[Problem to work on]:
The records below must be retyped exactly.

— START OF Material shown —

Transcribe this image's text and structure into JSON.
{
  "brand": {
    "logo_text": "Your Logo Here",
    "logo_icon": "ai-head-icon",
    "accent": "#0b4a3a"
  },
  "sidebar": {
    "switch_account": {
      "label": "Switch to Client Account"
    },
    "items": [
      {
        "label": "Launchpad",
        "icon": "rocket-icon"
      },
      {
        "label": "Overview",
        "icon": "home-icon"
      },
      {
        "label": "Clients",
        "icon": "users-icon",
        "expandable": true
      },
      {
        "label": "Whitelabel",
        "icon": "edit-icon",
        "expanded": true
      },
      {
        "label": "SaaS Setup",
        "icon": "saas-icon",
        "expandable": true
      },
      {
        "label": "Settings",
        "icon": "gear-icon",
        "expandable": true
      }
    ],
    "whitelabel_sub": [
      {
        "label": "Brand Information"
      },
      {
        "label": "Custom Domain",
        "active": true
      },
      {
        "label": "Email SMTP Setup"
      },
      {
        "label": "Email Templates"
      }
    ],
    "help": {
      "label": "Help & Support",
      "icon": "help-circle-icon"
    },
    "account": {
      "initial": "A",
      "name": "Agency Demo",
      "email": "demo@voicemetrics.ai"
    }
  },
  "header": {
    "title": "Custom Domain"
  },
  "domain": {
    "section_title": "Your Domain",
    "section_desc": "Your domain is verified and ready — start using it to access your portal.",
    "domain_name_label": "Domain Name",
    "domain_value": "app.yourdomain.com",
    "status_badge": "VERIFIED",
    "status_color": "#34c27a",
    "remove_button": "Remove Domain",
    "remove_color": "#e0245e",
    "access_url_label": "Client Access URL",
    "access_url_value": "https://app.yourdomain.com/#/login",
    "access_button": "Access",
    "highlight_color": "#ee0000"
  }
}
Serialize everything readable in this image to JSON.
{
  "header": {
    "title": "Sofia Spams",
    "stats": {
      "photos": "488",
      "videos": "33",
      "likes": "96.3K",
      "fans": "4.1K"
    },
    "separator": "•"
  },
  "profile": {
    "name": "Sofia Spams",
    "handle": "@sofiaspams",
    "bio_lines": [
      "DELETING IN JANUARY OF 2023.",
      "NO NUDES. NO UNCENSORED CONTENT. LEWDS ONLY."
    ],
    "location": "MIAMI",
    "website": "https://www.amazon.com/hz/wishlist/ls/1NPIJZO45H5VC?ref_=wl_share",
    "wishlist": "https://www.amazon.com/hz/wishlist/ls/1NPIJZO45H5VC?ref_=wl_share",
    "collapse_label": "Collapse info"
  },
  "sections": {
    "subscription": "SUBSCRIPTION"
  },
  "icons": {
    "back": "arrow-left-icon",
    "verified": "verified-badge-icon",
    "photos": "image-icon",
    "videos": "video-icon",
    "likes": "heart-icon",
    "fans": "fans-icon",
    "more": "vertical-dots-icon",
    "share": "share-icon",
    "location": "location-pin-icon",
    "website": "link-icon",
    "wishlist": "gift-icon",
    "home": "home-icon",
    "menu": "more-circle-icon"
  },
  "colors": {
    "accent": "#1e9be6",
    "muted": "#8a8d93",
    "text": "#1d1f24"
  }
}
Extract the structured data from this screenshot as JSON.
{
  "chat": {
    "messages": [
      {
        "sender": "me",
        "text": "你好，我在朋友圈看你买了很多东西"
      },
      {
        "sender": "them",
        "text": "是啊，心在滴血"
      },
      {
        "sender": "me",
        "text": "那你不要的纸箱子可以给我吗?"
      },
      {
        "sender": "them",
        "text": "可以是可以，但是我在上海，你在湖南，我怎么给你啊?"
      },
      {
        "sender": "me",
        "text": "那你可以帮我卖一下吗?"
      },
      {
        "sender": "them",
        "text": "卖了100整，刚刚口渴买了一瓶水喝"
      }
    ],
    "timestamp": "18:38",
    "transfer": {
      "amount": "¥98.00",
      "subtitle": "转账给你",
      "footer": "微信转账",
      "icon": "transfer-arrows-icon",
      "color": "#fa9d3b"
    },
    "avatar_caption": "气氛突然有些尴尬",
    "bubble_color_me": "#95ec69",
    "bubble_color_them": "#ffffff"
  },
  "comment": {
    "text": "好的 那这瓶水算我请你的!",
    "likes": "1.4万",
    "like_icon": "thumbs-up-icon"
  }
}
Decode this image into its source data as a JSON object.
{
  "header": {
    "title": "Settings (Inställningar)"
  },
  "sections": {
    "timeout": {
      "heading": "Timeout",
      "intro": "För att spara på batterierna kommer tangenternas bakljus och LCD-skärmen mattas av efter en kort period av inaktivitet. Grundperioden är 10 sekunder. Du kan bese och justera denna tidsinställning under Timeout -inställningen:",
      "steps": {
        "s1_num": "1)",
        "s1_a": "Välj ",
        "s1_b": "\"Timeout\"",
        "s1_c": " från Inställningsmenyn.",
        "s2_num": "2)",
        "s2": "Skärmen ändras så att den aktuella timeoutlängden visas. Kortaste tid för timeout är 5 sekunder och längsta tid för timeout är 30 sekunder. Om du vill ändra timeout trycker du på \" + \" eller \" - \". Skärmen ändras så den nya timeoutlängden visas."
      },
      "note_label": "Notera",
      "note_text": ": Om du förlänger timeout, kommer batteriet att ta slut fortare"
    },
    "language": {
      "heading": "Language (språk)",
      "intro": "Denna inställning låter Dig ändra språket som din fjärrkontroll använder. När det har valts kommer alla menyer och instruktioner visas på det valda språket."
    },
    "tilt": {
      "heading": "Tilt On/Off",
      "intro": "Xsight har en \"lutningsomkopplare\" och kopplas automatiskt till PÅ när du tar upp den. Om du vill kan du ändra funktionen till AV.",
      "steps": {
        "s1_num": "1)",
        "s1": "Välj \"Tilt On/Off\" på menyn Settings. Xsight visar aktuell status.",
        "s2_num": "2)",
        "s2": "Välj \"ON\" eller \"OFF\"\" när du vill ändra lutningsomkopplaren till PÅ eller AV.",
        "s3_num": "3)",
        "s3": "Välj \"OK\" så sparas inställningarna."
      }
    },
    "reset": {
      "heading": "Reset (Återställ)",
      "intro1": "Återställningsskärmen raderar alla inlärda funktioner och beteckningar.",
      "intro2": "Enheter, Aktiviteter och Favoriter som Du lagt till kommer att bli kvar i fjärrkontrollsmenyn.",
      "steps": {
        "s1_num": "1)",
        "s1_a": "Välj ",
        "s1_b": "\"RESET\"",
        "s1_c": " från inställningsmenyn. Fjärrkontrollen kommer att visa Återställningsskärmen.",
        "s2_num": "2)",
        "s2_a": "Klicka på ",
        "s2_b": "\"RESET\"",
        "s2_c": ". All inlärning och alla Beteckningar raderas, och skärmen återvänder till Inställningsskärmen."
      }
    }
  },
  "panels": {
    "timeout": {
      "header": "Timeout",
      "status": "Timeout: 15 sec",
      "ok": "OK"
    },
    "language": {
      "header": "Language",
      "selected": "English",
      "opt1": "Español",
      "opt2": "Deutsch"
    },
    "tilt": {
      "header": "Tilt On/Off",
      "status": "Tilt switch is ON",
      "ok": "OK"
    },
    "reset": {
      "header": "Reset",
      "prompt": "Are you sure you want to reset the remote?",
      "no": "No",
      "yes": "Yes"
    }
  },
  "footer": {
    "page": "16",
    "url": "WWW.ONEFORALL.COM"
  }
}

— END OF Material shown —

[Output for this task]:
Transcribe this image's text and structure into JSON.
{
  "brand": {
    "logo_text": "Your Logo Here",
    "logo_icon": "ai-head-icon",
    "accent": "#0b4a3a"
  },
  "sidebar": {
    "switch_account": {
      "label": "Switch to Client Account"
    },
    "items": [
      {
        "label": "Launchpad",
        "icon": "rocket-icon"
      },
      {
        "label": "Overview",
        "icon": "home-icon"
      },
      {
        "label": "Clients",
        "icon": "users-icon",
        "expandable": true
      },
      {
        "label": "Whitelabel",
        "icon": "edit-icon",
        "expanded": true
      },
      {
        "label": "SaaS Setup",
        "icon": "saas-icon",
        "expandable": true
      },
      {
        "label": "Settings",
        "icon": "gear-icon",
        "expandable": true
      }
    ],
    "whitelabel_sub": [
      {
        "label": "Brand Information"
      },
      {
        "label": "Custom Domain",
        "active": true
      },
      {
        "label": "Email SMTP Setup"
      },
      {
        "label": "Email Templates"
      }
    ],
    "help": {
      "label": "Help & Support",
      "icon": "help-circle-icon"
    },
    "account": {
      "initial": "A",
      "name": "Agency Demo",
      "email": "demo@voicemetrics.ai"
    }
  },
  "header": {
    "title": "Custom Domain"
  },
  "domain": {
    "section_title": "Your Domain",
    "section_desc": "Your domain is verified and ready — start using it to access your portal.",
    "domain_name_label": "Domain Name",
    "domain_value": "app.yourdomain.com",
    "status_badge": "VERIFIED",
    "status_color": "#34c27a",
    "remove_button": "Remove Domain",
    "remove_color": "#e0245e",
    "access_url_label": "Client Access URL",
    "access_url_value": "https://app.yourdomain.com/#/login",
    "access_button": "Access",
    "highlight_color": "#ee0000"
  }
}
Serialize everything readable in this image to JSON.
{
  "header": {
    "title": "Sofia Spams",
    "stats": {
      "photos": "488",
      "videos": "33",
      "likes": "96.3K",
      "fans": "4.1K"
    },
    "separator": "•"
  },
  "profile": {
    "name": "Sofia Spams",
    "handle": "@sofiaspams",
    "bio_lines": [
      "DELETING IN JANUARY OF 2023.",
      "NO NUDES. NO UNCENSORED CONTENT. LEWDS ONLY."
    ],
    "location": "MIAMI",
    "website": "https://www.amazon.com/hz/wishlist/ls/1NPIJZO45H5VC?ref_=wl_share",
    "wishlist": "https://www.amazon.com/hz/wishlist/ls/1NPIJZO45H5VC?ref_=wl_share",
    "collapse_label": "Collapse info"
  },
  "sections": {
    "subscription": "SUBSCRIPTION"
  },
  "icons": {
    "back": "arrow-left-icon",
    "verified": "verified-badge-icon",
    "photos": "image-icon",
    "videos": "video-icon",
    "likes": "heart-icon",
    "fans": "fans-icon",
    "more": "vertical-dots-icon",
    "share": "share-icon",
    "location": "location-pin-icon",
    "website": "link-icon",
    "wishlist": "gift-icon",
    "home": "home-icon",
    "menu": "more-circle-icon"
  },
  "colors": {
    "accent": "#1e9be6",
    "muted": "#8a8d93",
    "text": "#1d1f24"
  }
}
Extract the structured data from this screenshot as JSON.
{
  "chat": {
    "messages": [
      {
        "sender": "me",
        "text": "你好，我在朋友圈看你买了很多东西"
      },
      {
        "sender": "them",
        "text": "是啊，心在滴血"
      },
      {
        "sender": "me",
        "text": "那你不要的纸箱子可以给我吗?"
      },
      {
        "sender": "them",
        "text": "可以是可以，但是我在上海，你在湖南，我怎么给你啊?"
      },
      {
        "sender": "me",
        "text": "那你可以帮我卖一下吗?"
      },
      {
        "sender": "them",
        "text": "卖了100整，刚刚口渴买了一瓶水喝"
      }
    ],
    "timestamp": "18:38",
    "transfer": {
      "amount": "¥98.00",
      "subtitle": "转账给你",
      "footer": "微信转账",
      "icon": "transfer-arrows-icon",
      "color": "#fa9d3b"
    },
    "avatar_caption": "气氛突然有些尴尬",
    "bubble_color_me": "#95ec69",
    "bubble_color_them": "#ffffff"
  },
  "comment": {
    "text": "好的 那这瓶水算我请你的!",
    "likes": "1.4万",
    "like_icon": "thumbs-up-icon"
  }
}
Decode this image into its source data as a JSON object.
{
  "header": {
    "title": "Settings (Inställningar)"
  },
  "sections": {
    "timeout": {
      "heading": "Timeout",
      "intro": "För att spara på batterierna kommer tangenternas bakljus och LCD-skärmen mattas av efter en kort period av inaktivitet. Grundperioden är 10 sekunder. Du kan bese och justera denna tidsinställning under Timeout -inställningen:",
      "steps": {
        "s1_num": "1)",
        "s1_a": "Välj ",
        "s1_b": "\"Timeout\"",
        "s1_c": " från Inställningsmenyn.",
        "s2_num": "2)",
        "s2": "Skärmen ändras så att den aktuella timeoutlängden visas. Kortaste tid för timeout är 5 sekunder och längsta tid för timeout är 30 sekunder. Om du vill ändra timeout trycker du på \" + \" eller \" - \". Skärmen ändras så den nya timeoutlängden visas."
      },
      "note_label": "Notera",
      "note_text": ": Om du förlänger timeout, kommer batteriet att ta slut fortare"
    },
    "language": {
      "heading": "Language (språk)",
      "intro": "Denna inställning låter Dig ändra språket som din fjärrkontroll använder. När det har valts kommer alla menyer och instruktioner visas på det valda språket."
    },
    "tilt": {
      "heading": "Tilt On/Off",
      "intro": "Xsight har en \"lutningsomkopplare\" och kopplas automatiskt till PÅ när du tar upp den. Om du vill kan du ändra funktionen till AV.",
      "steps": {
        "s1_num": "1)",
        "s1": "Välj \"Tilt On/Off\" på menyn Settings. Xsight visar aktuell status.",
        "s2_num": "2)",
        "s2": "Välj \"ON\" eller \"OFF\"\" när du vill ändra lutningsomkopplaren till PÅ eller AV.",
        "s3_num": "3)",
        "s3": "Välj \"OK\" så sparas inställningarna."
      }
    },
    "reset": {
      "heading": "Reset (Återställ)",
      "intro1": "Återställningsskärmen raderar alla inlärda funktioner och beteckningar.",
      "intro2": "Enheter, Aktiviteter och Favoriter som Du lagt till kommer att bli kvar i fjärrkontrollsmenyn.",
      "steps": {
        "s1_num": "1)",
        "s1_a": "Välj ",
        "s1_b": "\"RESET\"",
        "s1_c": " från inställningsmenyn. Fjärrkontrollen kommer att visa Återställningsskärmen.",
        "s2_num": "2)",
        "s2_a": "Klicka på ",
        "s2_b": "\"RESET\"",
        "s2_c": ". All inlärning och alla Beteckningar raderas, och skärmen återvänder till Inställningsskärmen."
      }
    }
  },
  "panels": {
    "timeout": {
      "header": "Timeout",
      "status": "Timeout: 15 sec",
      "ok": "OK"
    },
    "language": {
      "header": "Language",
      "selected": "English",
      "opt1": "Español",
      "opt2": "Deutsch"
    },
    "tilt": {
      "header": "Tilt On/Off",
      "status": "Tilt switch is ON",
      "ok": "OK"
    },
    "reset": {
      "header": "Reset",
      "prompt": "Are you sure you want to reset the remote?",
      "no": "No",
      "yes": "Yes"
    }
  },
  "footer": {
    "page": "16",
    "url": "WWW.ONEFORALL.COM"
  }
}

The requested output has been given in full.